Data items:

= = = =

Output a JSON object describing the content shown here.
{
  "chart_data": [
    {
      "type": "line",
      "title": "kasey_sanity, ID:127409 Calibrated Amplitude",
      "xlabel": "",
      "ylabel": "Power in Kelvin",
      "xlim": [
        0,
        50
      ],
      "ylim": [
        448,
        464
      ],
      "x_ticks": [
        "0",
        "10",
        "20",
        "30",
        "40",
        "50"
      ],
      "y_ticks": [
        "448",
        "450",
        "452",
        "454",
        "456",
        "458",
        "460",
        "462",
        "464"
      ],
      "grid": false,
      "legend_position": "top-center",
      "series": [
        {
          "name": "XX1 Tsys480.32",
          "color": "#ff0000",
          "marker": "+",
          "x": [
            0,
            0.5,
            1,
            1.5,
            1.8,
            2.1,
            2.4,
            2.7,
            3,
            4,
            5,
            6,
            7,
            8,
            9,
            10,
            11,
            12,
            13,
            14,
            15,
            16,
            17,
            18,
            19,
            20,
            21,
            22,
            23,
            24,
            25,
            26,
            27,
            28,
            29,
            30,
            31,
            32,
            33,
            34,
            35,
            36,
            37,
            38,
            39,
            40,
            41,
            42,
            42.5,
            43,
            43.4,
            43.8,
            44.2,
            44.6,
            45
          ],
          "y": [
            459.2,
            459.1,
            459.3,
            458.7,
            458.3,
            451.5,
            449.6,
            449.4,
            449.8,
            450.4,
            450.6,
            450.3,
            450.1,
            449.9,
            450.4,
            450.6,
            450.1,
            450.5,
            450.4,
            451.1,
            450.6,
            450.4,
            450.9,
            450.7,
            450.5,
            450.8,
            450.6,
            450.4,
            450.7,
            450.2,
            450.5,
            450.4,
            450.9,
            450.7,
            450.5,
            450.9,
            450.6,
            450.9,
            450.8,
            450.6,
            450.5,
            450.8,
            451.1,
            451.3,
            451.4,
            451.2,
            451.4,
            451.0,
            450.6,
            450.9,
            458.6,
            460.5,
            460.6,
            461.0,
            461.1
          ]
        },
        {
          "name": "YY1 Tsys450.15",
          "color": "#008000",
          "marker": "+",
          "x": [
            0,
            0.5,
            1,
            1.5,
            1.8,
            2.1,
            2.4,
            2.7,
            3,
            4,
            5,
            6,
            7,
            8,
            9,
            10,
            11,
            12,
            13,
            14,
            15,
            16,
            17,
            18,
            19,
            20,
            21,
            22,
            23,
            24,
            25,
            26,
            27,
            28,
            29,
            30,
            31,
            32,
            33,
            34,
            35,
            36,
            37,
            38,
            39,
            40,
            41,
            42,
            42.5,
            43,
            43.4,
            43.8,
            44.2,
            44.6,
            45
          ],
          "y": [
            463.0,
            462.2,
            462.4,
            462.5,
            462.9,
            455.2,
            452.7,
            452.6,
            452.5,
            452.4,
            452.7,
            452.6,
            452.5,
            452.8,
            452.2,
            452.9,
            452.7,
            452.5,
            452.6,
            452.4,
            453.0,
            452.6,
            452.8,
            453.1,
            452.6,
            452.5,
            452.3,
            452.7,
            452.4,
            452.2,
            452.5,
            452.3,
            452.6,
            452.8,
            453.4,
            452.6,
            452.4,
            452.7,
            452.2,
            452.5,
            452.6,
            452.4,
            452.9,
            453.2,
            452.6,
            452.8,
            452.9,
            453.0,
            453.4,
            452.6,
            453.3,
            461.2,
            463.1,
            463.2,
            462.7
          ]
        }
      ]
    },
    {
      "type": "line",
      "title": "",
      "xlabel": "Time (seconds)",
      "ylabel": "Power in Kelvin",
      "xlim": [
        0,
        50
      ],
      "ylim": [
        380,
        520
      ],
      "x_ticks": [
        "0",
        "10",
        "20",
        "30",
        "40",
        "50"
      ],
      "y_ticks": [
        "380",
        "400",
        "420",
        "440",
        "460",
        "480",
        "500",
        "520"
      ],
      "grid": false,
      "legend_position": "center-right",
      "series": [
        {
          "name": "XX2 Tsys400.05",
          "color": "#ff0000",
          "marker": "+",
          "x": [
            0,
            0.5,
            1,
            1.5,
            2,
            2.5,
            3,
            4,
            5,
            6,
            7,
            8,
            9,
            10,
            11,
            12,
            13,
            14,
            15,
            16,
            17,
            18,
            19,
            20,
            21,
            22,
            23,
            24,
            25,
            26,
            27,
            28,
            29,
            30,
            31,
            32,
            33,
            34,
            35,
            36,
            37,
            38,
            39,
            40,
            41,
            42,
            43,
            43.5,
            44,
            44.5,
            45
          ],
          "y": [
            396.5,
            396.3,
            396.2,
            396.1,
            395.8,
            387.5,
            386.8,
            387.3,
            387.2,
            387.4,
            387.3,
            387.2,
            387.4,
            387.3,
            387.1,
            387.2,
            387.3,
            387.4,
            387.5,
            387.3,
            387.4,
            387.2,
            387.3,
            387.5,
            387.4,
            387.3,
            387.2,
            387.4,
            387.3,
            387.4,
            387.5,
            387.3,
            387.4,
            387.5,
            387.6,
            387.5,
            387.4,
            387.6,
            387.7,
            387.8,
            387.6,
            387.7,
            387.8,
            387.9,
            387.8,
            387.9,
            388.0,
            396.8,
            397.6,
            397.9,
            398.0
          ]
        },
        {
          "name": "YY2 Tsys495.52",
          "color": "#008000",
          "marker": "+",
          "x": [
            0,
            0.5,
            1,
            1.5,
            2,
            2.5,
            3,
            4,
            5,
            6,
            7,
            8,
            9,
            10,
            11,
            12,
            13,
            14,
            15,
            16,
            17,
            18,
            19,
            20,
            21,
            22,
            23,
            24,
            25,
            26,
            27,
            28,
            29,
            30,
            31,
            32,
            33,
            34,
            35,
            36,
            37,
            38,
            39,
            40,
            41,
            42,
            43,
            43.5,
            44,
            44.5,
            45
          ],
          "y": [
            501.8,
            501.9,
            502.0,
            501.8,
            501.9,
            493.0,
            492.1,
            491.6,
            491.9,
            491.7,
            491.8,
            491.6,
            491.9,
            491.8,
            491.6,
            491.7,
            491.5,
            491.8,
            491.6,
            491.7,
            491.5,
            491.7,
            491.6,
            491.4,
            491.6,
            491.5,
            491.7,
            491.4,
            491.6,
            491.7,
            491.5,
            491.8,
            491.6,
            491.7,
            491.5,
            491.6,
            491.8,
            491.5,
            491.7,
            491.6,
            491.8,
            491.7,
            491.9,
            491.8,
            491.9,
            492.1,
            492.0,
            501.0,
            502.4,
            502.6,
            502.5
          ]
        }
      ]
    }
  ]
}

= = = =

Using the listing above, retype each line exactly.

Output a JSON object describing the content shown here.
{
  "chart_data": [
    {
      "type": "line",
      "title": "kasey_sanity, ID:127409 Calibrated Amplitude",
      "xlabel": "",
      "ylabel": "Power in Kelvin",
      "xlim": [
        0,
        50
      ],
      "ylim": [
        448,
        464
      ],
      "x_ticks": [
        "0",
        "10",
        "20",
        "30",
        "40",
        "50"
      ],
      "y_ticks": [
        "448",
        "450",
        "452",
        "454",
        "456",
        "458",
        "460",
        "462",
        "464"
      ],
      "grid": false,
      "legend_position": "top-center",
      "series": [
        {
          "name": "XX1 Tsys480.32",
          "color": "#ff0000",
          "marker": "+",
          "x": [
            0,
            0.5,
            1,
            1.5,
            1.8,
            2.1,
            2.4,
            2.7,
            3,
            4,
            5,
            6,
            7,
            8,
            9,
            10,
            11,
            12,
            13,
            14,
            15,
            16,
            17,
            18,
            19,
            20,
            21,
            22,
            23,
            24,
            25,
            26,
            27,
            28,
            29,
            30,
            31,
            32,
            33,
            34,
            35,
            36,
            37,
            38,
            39,
            40,
            41,
            42,
            42.5,
            43,
            43.4,
            43.8,
            44.2,
            44.6,
            45
          ],
          "y": [
            459.2,
            459.1,
            459.3,
            458.7,
            458.3,
            451.5,
            449.6,
            449.4,
            449.8,
            450.4,
            450.6,
            450.3,
            450.1,
            449.9,
            450.4,
            450.6,
            450.1,
            450.5,
            450.4,
            451.1,
            450.6,
            450.4,
            450.9,
            450.7,
            450.5,
            450.8,
            450.6,
            450.4,
            450.7,
            450.2,
            450.5,
            450.4,
            450.9,
            450.7,
            450.5,
            450.9,
            450.6,
            450.9,
            450.8,
            450.6,
            450.5,
            450.8,
            451.1,
            451.3,
            451.4,
            451.2,
            451.4,
            451.0,
            450.6,
            450.9,
            458.6,
            460.5,
            460.6,
            461.0,
            461.1
          ]
        },
        {
          "name": "YY1 Tsys450.15",
          "color": "#008000",
          "marker": "+",
          "x": [
            0,
            0.5,
            1,
            1.5,
            1.8,
            2.1,
            2.4,
            2.7,
            3,
            4,
            5,
            6,
            7,
            8,
            9,
            10,
            11,
            12,
            13,
            14,
            15,
            16,
            17,
            18,
            19,
            20,
            21,
            22,
            23,
            24,
            25,
            26,
            27,
            28,
            29,
            30,
            31,
            32,
            33,
            34,
            35,
            36,
            37,
            38,
            39,
            40,
            41,
            42,
            42.5,
            43,
            43.4,
            43.8,
            44.2,
            44.6,
            45
          ],
          "y": [
            463.0,
            462.2,
            462.4,
            462.5,
            462.9,
            455.2,
            452.7,
            452.6,
            452.5,
            452.4,
            452.7,
            452.6,
            452.5,
            452.8,
            452.2,
            452.9,
            452.7,
            452.5,
            452.6,
            452.4,
            453.0,
            452.6,
            452.8,
            453.1,
            452.6,
            452.5,
            452.3,
            452.7,
            452.4,
            452.2,
            452.5,
            452.3,
            452.6,
            452.8,
            453.4,
            452.6,
            452.4,
            452.7,
            452.2,
            452.5,
            452.6,
            452.4,
            452.9,
            453.2,
            452.6,
            452.8,
            452.9,
            453.0,
            453.4,
            452.6,
            453.3,
            461.2,
            463.1,
            463.2,
            462.7
          ]
        }
      ]
    },
    {
      "type": "line",
      "title": "",
      "xlabel": "Time (seconds)",
      "ylabel": "Power in Kelvin",
      "xlim": [
        0,
        50
      ],
      "ylim": [
        380,
        520
      ],
      "x_ticks": [
        "0",
        "10",
        "20",
        "30",
        "40",
        "50"
      ],
      "y_ticks": [
        "380",
        "400",
        "420",
        "440",
        "460",
        "480",
        "500",
        "520"
      ],
      "grid": false,
      "legend_position": "center-right",
      "series": [
        {
          "name": "XX2 Tsys400.05",
          "color": "#ff0000",
          "marker": "+",
          "x": [
            0,
            0.5,
            1,
            1.5,
            2,
            2.5,
            3,
            4,
            5,
            6,
            7,
            8,
            9,
            10,
            11,
            12,
            13,
            14,
            15,
            16,
            17,
            18,
            19,
            20,
            21,
            22,
            23,
            24,
            25,
            26,
            27,
            28,
            29,
            30,
            31,
            32,
            33,
            34,
            35,
            36,
            37,
            38,
            39,
            40,
            41,
            42,
            43,
            43.5,
            44,
            44.5,
            45
          ],
          "y": [
            396.5,
            396.3,
            396.2,
            396.1,
            395.8,
            387.5,
            386.8,
            387.3,
            387.2,
            387.4,
            387.3,
            387.2,
            387.4,
            387.3,
            387.1,
            387.2,
            387.3,
            387.4,
            387.5,
            387.3,
            387.4,
            387.2,
            387.3,
            387.5,
            387.4,
            387.3,
            387.2,
            387.4,
            387.3,
            387.4,
            387.5,
            387.3,
            387.4,
            387.5,
            387.6,
            387.5,
            387.4,
            387.6,
            387.7,
            387.8,
            387.6,
            387.7,
            387.8,
            387.9,
            387.8,
            387.9,
            388.0,
            396.8,
            397.6,
            397.9,
            398.0
          ]
        },
        {
          "name": "YY2 Tsys495.52",
          "color": "#008000",
          "marker": "+",
          "x": [
            0,
            0.5,
            1,
            1.5,
            2,
            2.5,
            3,
            4,
            5,
            6,
            7,
            8,
            9,
            10,
            11,
            12,
            13,
            14,
            15,
            16,
            17,
            18,
            19,
            20,
            21,
            22,
            23,
            24,
            25,
            26,
            27,
            28,
            29,
            30,
            31,
            32,
            33,
            34,
            35,
            36,
            37,
            38,
            39,
            40,
            41,
            42,
            43,
            43.5,
            44,
            44.5,
            45
          ],
          "y": [
            501.8,
            501.9,
            502.0,
            501.8,
            501.9,
            493.0,
            492.1,
            491.6,
            491.9,
            491.7,
            491.8,
            491.6,
            491.9,
            491.8,
            491.6,
            491.7,
            491.5,
            491.8,
            491.6,
            491.7,
            491.5,
            491.7,
            491.6,
            491.4,
            491.6,
            491.5,
            491.7,
            491.4,
            491.6,
            491.7,
            491.5,
            491.8,
            491.6,
            491.7,
            491.5,
            491.6,
            491.8,
            491.5,
            491.7,
            491.6,
            491.8,
            491.7,
            491.9,
            491.8,
            491.9,
            492.1,
            492.0,
            501.0,
            502.4,
            502.6,
            502.5
          ]
        }
      ]
    }
  ]
}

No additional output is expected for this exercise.